What is needed:
Print the listing in its entirety and exactly, leaving out images.

Stored dataset items:
<<<<

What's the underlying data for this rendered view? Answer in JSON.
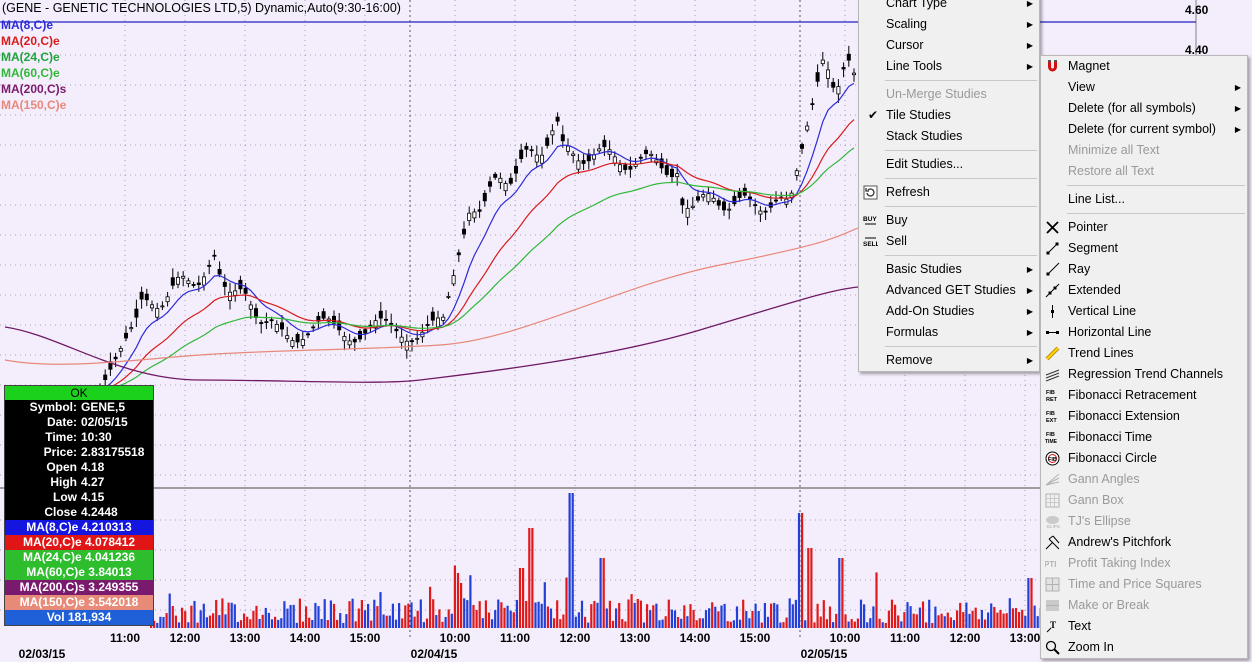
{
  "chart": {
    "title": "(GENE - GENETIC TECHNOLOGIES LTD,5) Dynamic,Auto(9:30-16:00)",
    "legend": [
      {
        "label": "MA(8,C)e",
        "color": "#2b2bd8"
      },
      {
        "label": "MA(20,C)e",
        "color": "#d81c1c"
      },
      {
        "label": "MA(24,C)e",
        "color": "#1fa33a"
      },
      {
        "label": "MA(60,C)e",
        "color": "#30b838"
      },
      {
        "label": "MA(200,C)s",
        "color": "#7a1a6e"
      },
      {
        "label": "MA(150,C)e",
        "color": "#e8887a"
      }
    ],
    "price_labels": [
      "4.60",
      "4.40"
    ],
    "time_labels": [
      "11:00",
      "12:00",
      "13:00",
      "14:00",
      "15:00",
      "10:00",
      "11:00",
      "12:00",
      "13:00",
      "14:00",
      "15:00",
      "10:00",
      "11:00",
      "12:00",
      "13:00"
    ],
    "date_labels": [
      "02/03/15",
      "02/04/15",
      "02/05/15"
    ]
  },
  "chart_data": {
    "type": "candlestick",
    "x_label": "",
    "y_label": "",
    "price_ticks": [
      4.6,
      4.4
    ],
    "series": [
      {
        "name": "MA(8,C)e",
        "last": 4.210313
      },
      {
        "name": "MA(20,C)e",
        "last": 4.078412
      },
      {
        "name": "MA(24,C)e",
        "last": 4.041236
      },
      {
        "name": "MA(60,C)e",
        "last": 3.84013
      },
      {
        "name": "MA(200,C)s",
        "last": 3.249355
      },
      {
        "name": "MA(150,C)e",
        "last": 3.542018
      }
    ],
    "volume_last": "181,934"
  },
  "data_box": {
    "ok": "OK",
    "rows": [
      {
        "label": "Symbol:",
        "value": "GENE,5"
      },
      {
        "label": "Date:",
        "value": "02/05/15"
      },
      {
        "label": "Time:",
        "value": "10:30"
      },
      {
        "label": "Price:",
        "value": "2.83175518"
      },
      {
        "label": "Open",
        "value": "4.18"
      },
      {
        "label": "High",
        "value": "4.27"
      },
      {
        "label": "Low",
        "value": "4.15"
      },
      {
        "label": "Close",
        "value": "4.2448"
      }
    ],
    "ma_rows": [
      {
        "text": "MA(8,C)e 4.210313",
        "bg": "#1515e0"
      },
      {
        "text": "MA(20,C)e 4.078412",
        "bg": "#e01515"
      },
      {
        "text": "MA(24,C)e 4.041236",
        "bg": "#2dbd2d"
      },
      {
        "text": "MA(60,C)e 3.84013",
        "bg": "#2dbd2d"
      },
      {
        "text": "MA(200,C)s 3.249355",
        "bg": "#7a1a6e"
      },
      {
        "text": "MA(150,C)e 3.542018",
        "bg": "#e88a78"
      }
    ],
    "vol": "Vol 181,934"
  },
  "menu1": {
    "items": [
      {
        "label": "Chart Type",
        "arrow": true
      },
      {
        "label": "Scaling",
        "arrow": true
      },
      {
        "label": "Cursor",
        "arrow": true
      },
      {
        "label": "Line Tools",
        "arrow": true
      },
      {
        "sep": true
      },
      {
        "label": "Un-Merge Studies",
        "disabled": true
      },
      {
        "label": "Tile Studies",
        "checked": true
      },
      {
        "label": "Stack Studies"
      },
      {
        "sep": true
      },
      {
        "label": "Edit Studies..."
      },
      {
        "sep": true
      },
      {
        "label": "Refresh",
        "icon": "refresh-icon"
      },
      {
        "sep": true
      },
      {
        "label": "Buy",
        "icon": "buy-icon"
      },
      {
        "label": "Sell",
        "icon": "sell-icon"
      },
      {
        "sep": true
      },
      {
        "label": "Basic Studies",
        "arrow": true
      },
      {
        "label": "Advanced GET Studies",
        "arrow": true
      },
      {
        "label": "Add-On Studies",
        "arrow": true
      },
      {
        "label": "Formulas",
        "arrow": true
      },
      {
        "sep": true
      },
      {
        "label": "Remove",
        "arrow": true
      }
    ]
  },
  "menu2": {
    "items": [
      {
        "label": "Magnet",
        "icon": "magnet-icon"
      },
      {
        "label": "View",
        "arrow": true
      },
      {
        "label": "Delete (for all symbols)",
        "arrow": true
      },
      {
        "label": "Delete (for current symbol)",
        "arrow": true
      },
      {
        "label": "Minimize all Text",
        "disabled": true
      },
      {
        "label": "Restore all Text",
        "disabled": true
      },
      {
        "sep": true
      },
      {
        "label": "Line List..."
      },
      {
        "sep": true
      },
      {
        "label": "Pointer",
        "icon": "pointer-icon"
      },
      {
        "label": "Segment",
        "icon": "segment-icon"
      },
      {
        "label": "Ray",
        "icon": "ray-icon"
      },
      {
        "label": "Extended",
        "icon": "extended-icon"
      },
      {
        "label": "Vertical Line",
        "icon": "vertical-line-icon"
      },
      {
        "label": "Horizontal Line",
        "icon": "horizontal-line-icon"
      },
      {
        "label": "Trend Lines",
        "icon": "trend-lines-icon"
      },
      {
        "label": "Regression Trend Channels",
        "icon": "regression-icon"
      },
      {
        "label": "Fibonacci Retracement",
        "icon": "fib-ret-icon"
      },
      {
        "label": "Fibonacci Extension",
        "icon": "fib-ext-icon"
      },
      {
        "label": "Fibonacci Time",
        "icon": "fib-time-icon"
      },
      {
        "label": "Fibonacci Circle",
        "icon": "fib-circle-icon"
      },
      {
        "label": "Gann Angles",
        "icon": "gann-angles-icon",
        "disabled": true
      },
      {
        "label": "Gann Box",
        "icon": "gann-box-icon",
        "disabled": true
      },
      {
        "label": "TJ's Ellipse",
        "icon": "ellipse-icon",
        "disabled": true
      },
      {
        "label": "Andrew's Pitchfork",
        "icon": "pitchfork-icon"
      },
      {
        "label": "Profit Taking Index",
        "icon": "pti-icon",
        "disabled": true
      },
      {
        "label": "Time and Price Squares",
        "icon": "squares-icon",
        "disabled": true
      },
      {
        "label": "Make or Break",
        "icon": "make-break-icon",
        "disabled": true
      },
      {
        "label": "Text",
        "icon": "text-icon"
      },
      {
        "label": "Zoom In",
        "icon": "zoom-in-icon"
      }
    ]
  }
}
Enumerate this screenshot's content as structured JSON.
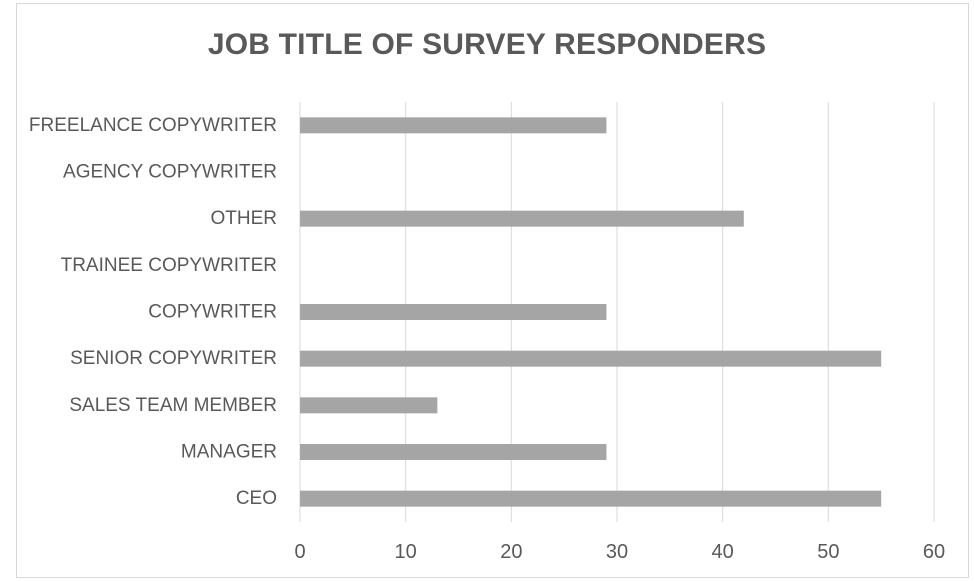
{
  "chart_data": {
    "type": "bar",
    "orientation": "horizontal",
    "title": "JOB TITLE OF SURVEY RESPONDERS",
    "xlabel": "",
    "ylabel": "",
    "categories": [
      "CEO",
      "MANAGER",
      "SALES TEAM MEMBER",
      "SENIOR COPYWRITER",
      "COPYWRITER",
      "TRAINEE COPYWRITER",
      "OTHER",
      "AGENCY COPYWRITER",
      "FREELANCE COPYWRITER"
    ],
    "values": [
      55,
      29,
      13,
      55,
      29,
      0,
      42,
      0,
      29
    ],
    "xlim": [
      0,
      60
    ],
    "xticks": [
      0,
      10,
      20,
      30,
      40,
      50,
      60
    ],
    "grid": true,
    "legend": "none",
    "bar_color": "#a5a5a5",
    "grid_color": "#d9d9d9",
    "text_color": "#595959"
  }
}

>>>>

Problem solution:
What's the underlying data for this rendered view? Answer in JSON.
{
  "chart": {
    "title": "(GENE - GENETIC TECHNOLOGIES LTD,5) Dynamic,Auto(9:30-16:00)",
    "legend": [
      {
        "label": "MA(8,C)e",
        "color": "#2b2bd8"
      },
      {
        "label": "MA(20,C)e",
        "color": "#d81c1c"
      },
      {
        "label": "MA(24,C)e",
        "color": "#1fa33a"
      },
      {
        "label": "MA(60,C)e",
        "color": "#30b838"
      },
      {
        "label": "MA(200,C)s",
        "color": "#7a1a6e"
      },
      {
        "label": "MA(150,C)e",
        "color": "#e8887a"
      }
    ],
    "price_labels": [
      "4.60",
      "4.40"
    ],
    "time_labels": [
      "11:00",
      "12:00",
      "13:00",
      "14:00",
      "15:00",
      "10:00",
      "11:00",
      "12:00",
      "13:00",
      "14:00",
      "15:00",
      "10:00",
      "11:00",
      "12:00",
      "13:00"
    ],
    "date_labels": [
      "02/03/15",
      "02/04/15",
      "02/05/15"
    ]
  },
  "chart_data": {
    "type": "candlestick",
    "x_label": "",
    "y_label": "",
    "price_ticks": [
      4.6,
      4.4
    ],
    "series": [
      {
        "name": "MA(8,C)e",
        "last": 4.210313
      },
      {
        "name": "MA(20,C)e",
        "last": 4.078412
      },
      {
        "name": "MA(24,C)e",
        "last": 4.041236
      },
      {
        "name": "MA(60,C)e",
        "last": 3.84013
      },
      {
        "name": "MA(200,C)s",
        "last": 3.249355
      },
      {
        "name": "MA(150,C)e",
        "last": 3.542018
      }
    ],
    "volume_last": "181,934"
  },
  "data_box": {
    "ok": "OK",
    "rows": [
      {
        "label": "Symbol:",
        "value": "GENE,5"
      },
      {
        "label": "Date:",
        "value": "02/05/15"
      },
      {
        "label": "Time:",
        "value": "10:30"
      },
      {
        "label": "Price:",
        "value": "2.83175518"
      },
      {
        "label": "Open",
        "value": "4.18"
      },
      {
        "label": "High",
        "value": "4.27"
      },
      {
        "label": "Low",
        "value": "4.15"
      },
      {
        "label": "Close",
        "value": "4.2448"
      }
    ],
    "ma_rows": [
      {
        "text": "MA(8,C)e 4.210313",
        "bg": "#1515e0"
      },
      {
        "text": "MA(20,C)e 4.078412",
        "bg": "#e01515"
      },
      {
        "text": "MA(24,C)e 4.041236",
        "bg": "#2dbd2d"
      },
      {
        "text": "MA(60,C)e 3.84013",
        "bg": "#2dbd2d"
      },
      {
        "text": "MA(200,C)s 3.249355",
        "bg": "#7a1a6e"
      },
      {
        "text": "MA(150,C)e 3.542018",
        "bg": "#e88a78"
      }
    ],
    "vol": "Vol 181,934"
  },
  "menu1": {
    "items": [
      {
        "label": "Chart Type",
        "arrow": true
      },
      {
        "label": "Scaling",
        "arrow": true
      },
      {
        "label": "Cursor",
        "arrow": true
      },
      {
        "label": "Line Tools",
        "arrow": true
      },
      {
        "sep": true
      },
      {
        "label": "Un-Merge Studies",
        "disabled": true
      },
      {
        "label": "Tile Studies",
        "checked": true
      },
      {
        "label": "Stack Studies"
      },
      {
        "sep": true
      },
      {
        "label": "Edit Studies..."
      },
      {
        "sep": true
      },
      {
        "label": "Refresh",
        "icon": "refresh-icon"
      },
      {
        "sep": true
      },
      {
        "label": "Buy",
        "icon": "buy-icon"
      },
      {
        "label": "Sell",
        "icon": "sell-icon"
      },
      {
        "sep": true
      },
      {
        "label": "Basic Studies",
        "arrow": true
      },
      {
        "label": "Advanced GET Studies",
        "arrow": true
      },
      {
        "label": "Add-On Studies",
        "arrow": true
      },
      {
        "label": "Formulas",
        "arrow": true
      },
      {
        "sep": true
      },
      {
        "label": "Remove",
        "arrow": true
      }
    ]
  },
  "menu2": {
    "items": [
      {
        "label": "Magnet",
        "icon": "magnet-icon"
      },
      {
        "label": "View",
        "arrow": true
      },
      {
        "label": "Delete (for all symbols)",
        "arrow": true
      },
      {
        "label": "Delete (for current symbol)",
        "arrow": true
      },
      {
        "label": "Minimize all Text",
        "disabled": true
      },
      {
        "label": "Restore all Text",
        "disabled": true
      },
      {
        "sep": true
      },
      {
        "label": "Line List..."
      },
      {
        "sep": true
      },
      {
        "label": "Pointer",
        "icon": "pointer-icon"
      },
      {
        "label": "Segment",
        "icon": "segment-icon"
      },
      {
        "label": "Ray",
        "icon": "ray-icon"
      },
      {
        "label": "Extended",
        "icon": "extended-icon"
      },
      {
        "label": "Vertical Line",
        "icon": "vertical-line-icon"
      },
      {
        "label": "Horizontal Line",
        "icon": "horizontal-line-icon"
      },
      {
        "label": "Trend Lines",
        "icon": "trend-lines-icon"
      },
      {
        "label": "Regression Trend Channels",
        "icon": "regression-icon"
      },
      {
        "label": "Fibonacci Retracement",
        "icon": "fib-ret-icon"
      },
      {
        "label": "Fibonacci Extension",
        "icon": "fib-ext-icon"
      },
      {
        "label": "Fibonacci Time",
        "icon": "fib-time-icon"
      },
      {
        "label": "Fibonacci Circle",
        "icon": "fib-circle-icon"
      },
      {
        "label": "Gann Angles",
        "icon": "gann-angles-icon",
        "disabled": true
      },
      {
        "label": "Gann Box",
        "icon": "gann-box-icon",
        "disabled": true
      },
      {
        "label": "TJ's Ellipse",
        "icon": "ellipse-icon",
        "disabled": true
      },
      {
        "label": "Andrew's Pitchfork",
        "icon": "pitchfork-icon"
      },
      {
        "label": "Profit Taking Index",
        "icon": "pti-icon",
        "disabled": true
      },
      {
        "label": "Time and Price Squares",
        "icon": "squares-icon",
        "disabled": true
      },
      {
        "label": "Make or Break",
        "icon": "make-break-icon",
        "disabled": true
      },
      {
        "label": "Text",
        "icon": "text-icon"
      },
      {
        "label": "Zoom In",
        "icon": "zoom-in-icon"
      }
    ]
  }
}
Enumerate this screenshot's content as structured JSON.
{
  "chart_data": {
    "type": "bar",
    "orientation": "horizontal",
    "title": "JOB TITLE OF SURVEY RESPONDERS",
    "xlabel": "",
    "ylabel": "",
    "categories": [
      "CEO",
      "MANAGER",
      "SALES TEAM MEMBER",
      "SENIOR COPYWRITER",
      "COPYWRITER",
      "TRAINEE COPYWRITER",
      "OTHER",
      "AGENCY COPYWRITER",
      "FREELANCE COPYWRITER"
    ],
    "values": [
      55,
      29,
      13,
      55,
      29,
      0,
      42,
      0,
      29
    ],
    "xlim": [
      0,
      60
    ],
    "xticks": [
      0,
      10,
      20,
      30,
      40,
      50,
      60
    ],
    "grid": true,
    "legend": "none",
    "bar_color": "#a5a5a5",
    "grid_color": "#d9d9d9",
    "text_color": "#595959"
  }
}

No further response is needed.